EXTRACTED MATERIAL:
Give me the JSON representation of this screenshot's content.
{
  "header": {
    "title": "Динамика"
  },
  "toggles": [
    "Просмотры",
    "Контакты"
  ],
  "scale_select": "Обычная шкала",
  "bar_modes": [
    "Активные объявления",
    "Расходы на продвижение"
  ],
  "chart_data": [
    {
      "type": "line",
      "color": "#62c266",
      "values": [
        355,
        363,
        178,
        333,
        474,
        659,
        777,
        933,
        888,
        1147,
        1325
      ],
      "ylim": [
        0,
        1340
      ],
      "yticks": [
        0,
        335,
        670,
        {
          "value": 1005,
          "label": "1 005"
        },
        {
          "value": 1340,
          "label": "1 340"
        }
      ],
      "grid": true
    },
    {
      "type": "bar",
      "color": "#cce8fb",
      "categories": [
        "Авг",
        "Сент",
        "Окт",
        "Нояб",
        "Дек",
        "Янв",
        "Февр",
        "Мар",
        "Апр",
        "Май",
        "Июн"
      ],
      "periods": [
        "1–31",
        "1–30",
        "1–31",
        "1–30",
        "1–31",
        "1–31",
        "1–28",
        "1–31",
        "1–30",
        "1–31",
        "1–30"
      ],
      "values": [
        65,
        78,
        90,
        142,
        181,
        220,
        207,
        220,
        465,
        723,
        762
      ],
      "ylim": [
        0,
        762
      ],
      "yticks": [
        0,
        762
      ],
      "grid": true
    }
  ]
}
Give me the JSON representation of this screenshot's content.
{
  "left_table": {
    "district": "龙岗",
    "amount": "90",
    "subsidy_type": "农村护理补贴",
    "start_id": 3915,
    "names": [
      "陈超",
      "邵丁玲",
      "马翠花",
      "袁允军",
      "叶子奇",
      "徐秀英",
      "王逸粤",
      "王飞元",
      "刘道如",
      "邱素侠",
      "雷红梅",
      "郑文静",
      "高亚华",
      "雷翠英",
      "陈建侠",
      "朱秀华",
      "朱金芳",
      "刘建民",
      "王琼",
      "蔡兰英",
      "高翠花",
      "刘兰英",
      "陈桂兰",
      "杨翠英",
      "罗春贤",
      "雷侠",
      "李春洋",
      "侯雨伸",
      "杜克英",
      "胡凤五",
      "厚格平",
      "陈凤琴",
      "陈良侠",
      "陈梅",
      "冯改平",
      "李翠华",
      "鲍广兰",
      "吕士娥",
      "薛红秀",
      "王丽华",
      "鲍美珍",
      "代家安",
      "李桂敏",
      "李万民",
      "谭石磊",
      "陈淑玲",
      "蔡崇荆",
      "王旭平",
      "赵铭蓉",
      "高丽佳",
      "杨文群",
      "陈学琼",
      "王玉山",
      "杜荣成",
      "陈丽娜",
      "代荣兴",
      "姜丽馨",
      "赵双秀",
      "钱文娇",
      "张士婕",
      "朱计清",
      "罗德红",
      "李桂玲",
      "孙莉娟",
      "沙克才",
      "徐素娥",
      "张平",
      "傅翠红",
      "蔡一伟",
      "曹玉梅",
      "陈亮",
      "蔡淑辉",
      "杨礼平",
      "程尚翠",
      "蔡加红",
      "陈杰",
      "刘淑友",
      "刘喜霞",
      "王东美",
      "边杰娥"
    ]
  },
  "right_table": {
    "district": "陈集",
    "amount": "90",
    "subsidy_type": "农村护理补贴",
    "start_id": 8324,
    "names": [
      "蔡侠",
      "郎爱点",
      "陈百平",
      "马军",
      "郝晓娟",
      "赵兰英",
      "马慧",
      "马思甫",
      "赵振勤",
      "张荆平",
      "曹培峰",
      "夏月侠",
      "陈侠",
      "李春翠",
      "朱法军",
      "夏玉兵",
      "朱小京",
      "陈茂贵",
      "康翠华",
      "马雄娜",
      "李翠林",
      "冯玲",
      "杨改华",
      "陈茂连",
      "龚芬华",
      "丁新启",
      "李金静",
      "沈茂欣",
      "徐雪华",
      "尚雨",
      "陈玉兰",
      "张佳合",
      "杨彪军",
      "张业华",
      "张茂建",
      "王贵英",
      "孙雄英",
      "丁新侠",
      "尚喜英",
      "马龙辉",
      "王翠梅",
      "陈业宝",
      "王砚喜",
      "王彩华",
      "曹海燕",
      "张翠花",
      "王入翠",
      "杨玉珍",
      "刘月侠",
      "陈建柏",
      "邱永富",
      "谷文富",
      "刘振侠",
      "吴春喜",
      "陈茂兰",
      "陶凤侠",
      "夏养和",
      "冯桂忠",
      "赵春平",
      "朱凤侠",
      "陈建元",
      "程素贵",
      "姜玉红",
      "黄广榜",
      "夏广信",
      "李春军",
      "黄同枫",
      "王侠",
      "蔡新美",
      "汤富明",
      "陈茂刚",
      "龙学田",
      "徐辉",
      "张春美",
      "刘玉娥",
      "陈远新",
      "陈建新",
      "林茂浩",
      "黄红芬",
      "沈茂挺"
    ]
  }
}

INSTRUCTION: Would you give the material above again, complete and exact?

EXERCISE ANSWER:
Give me the JSON representation of this screenshot's content.
{
  "header": {
    "title": "Динамика"
  },
  "toggles": [
    "Просмотры",
    "Контакты"
  ],
  "scale_select": "Обычная шкала",
  "bar_modes": [
    "Активные объявления",
    "Расходы на продвижение"
  ],
  "chart_data": [
    {
      "type": "line",
      "color": "#62c266",
      "values": [
        355,
        363,
        178,
        333,
        474,
        659,
        777,
        933,
        888,
        1147,
        1325
      ],
      "ylim": [
        0,
        1340
      ],
      "yticks": [
        0,
        335,
        670,
        {
          "value": 1005,
          "label": "1 005"
        },
        {
          "value": 1340,
          "label": "1 340"
        }
      ],
      "grid": true
    },
    {
      "type": "bar",
      "color": "#cce8fb",
      "categories": [
        "Авг",
        "Сент",
        "Окт",
        "Нояб",
        "Дек",
        "Янв",
        "Февр",
        "Мар",
        "Апр",
        "Май",
        "Июн"
      ],
      "periods": [
        "1–31",
        "1–30",
        "1–31",
        "1–30",
        "1–31",
        "1–31",
        "1–28",
        "1–31",
        "1–30",
        "1–31",
        "1–30"
      ],
      "values": [
        65,
        78,
        90,
        142,
        181,
        220,
        207,
        220,
        465,
        723,
        762
      ],
      "ylim": [
        0,
        762
      ],
      "yticks": [
        0,
        762
      ],
      "grid": true
    }
  ]
}
Give me the JSON representation of this screenshot's content.
{
  "left_table": {
    "district": "龙岗",
    "amount": "90",
    "subsidy_type": "农村护理补贴",
    "start_id": 3915,
    "names": [
      "陈超",
      "邵丁玲",
      "马翠花",
      "袁允军",
      "叶子奇",
      "徐秀英",
      "王逸粤",
      "王飞元",
      "刘道如",
      "邱素侠",
      "雷红梅",
      "郑文静",
      "高亚华",
      "雷翠英",
      "陈建侠",
      "朱秀华",
      "朱金芳",
      "刘建民",
      "王琼",
      "蔡兰英",
      "高翠花",
      "刘兰英",
      "陈桂兰",
      "杨翠英",
      "罗春贤",
      "雷侠",
      "李春洋",
      "侯雨伸",
      "杜克英",
      "胡凤五",
      "厚格平",
      "陈凤琴",
      "陈良侠",
      "陈梅",
      "冯改平",
      "李翠华",
      "鲍广兰",
      "吕士娥",
      "薛红秀",
      "王丽华",
      "鲍美珍",
      "代家安",
      "李桂敏",
      "李万民",
      "谭石磊",
      "陈淑玲",
      "蔡崇荆",
      "王旭平",
      "赵铭蓉",
      "高丽佳",
      "杨文群",
      "陈学琼",
      "王玉山",
      "杜荣成",
      "陈丽娜",
      "代荣兴",
      "姜丽馨",
      "赵双秀",
      "钱文娇",
      "张士婕",
      "朱计清",
      "罗德红",
      "李桂玲",
      "孙莉娟",
      "沙克才",
      "徐素娥",
      "张平",
      "傅翠红",
      "蔡一伟",
      "曹玉梅",
      "陈亮",
      "蔡淑辉",
      "杨礼平",
      "程尚翠",
      "蔡加红",
      "陈杰",
      "刘淑友",
      "刘喜霞",
      "王东美",
      "边杰娥"
    ]
  },
  "right_table": {
    "district": "陈集",
    "amount": "90",
    "subsidy_type": "农村护理补贴",
    "start_id": 8324,
    "names": [
      "蔡侠",
      "郎爱点",
      "陈百平",
      "马军",
      "郝晓娟",
      "赵兰英",
      "马慧",
      "马思甫",
      "赵振勤",
      "张荆平",
      "曹培峰",
      "夏月侠",
      "陈侠",
      "李春翠",
      "朱法军",
      "夏玉兵",
      "朱小京",
      "陈茂贵",
      "康翠华",
      "马雄娜",
      "李翠林",
      "冯玲",
      "杨改华",
      "陈茂连",
      "龚芬华",
      "丁新启",
      "李金静",
      "沈茂欣",
      "徐雪华",
      "尚雨",
      "陈玉兰",
      "张佳合",
      "杨彪军",
      "张业华",
      "张茂建",
      "王贵英",
      "孙雄英",
      "丁新侠",
      "尚喜英",
      "马龙辉",
      "王翠梅",
      "陈业宝",
      "王砚喜",
      "王彩华",
      "曹海燕",
      "张翠花",
      "王入翠",
      "杨玉珍",
      "刘月侠",
      "陈建柏",
      "邱永富",
      "谷文富",
      "刘振侠",
      "吴春喜",
      "陈茂兰",
      "陶凤侠",
      "夏养和",
      "冯桂忠",
      "赵春平",
      "朱凤侠",
      "陈建元",
      "程素贵",
      "姜玉红",
      "黄广榜",
      "夏广信",
      "李春军",
      "黄同枫",
      "王侠",
      "蔡新美",
      "汤富明",
      "陈茂刚",
      "龙学田",
      "徐辉",
      "张春美",
      "刘玉娥",
      "陈远新",
      "陈建新",
      "林茂浩",
      "黄红芬",
      "沈茂挺"
    ]
  }
}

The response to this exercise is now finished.